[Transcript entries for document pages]
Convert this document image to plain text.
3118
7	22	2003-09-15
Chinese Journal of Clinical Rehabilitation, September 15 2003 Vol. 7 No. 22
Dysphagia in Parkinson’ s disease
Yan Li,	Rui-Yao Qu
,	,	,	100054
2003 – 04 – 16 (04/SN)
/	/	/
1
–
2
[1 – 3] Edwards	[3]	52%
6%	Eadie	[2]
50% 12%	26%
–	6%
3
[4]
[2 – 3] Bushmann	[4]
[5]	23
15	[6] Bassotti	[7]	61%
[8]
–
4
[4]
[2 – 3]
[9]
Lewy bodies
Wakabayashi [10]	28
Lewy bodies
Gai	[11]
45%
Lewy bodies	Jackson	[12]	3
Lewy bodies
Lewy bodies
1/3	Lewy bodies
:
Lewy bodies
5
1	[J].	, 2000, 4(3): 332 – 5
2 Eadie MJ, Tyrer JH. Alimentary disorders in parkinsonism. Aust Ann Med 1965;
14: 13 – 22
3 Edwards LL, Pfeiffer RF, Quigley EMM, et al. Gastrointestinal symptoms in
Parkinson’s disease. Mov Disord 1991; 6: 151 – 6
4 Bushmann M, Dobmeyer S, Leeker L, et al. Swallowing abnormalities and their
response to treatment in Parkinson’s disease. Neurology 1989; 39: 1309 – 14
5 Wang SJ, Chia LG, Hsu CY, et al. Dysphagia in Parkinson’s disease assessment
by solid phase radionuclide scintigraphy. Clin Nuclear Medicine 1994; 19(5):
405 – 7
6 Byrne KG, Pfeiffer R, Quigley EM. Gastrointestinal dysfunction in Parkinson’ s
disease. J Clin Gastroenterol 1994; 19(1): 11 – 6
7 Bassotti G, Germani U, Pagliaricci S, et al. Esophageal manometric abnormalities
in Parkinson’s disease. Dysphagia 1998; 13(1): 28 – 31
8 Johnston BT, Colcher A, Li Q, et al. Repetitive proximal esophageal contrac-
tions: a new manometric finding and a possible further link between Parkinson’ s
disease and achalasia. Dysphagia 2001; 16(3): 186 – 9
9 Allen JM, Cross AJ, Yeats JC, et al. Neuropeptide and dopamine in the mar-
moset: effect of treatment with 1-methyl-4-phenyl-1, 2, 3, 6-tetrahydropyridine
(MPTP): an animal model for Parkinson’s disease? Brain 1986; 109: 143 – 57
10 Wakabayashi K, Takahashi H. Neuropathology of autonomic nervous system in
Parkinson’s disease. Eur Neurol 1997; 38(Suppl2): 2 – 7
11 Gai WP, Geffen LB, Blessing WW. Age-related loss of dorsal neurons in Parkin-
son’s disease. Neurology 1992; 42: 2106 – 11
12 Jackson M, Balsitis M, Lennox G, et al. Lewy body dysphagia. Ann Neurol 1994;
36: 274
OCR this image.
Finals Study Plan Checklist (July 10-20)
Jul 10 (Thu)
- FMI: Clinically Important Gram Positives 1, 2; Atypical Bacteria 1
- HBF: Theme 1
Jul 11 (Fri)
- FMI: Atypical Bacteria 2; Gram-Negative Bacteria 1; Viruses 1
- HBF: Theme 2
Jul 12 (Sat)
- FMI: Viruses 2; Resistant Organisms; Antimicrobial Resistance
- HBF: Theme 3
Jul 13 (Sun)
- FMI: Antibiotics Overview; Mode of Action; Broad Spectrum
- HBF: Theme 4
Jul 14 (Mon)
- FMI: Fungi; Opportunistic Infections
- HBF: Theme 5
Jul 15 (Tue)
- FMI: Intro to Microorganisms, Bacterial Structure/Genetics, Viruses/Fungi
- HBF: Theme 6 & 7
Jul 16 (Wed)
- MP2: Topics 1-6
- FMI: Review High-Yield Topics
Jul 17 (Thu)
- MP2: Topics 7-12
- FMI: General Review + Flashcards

◆ Prompt:
Each line in the data that has the word "Neurology" counts once; state how many such lines there are, without comment.

◆ Written response:
2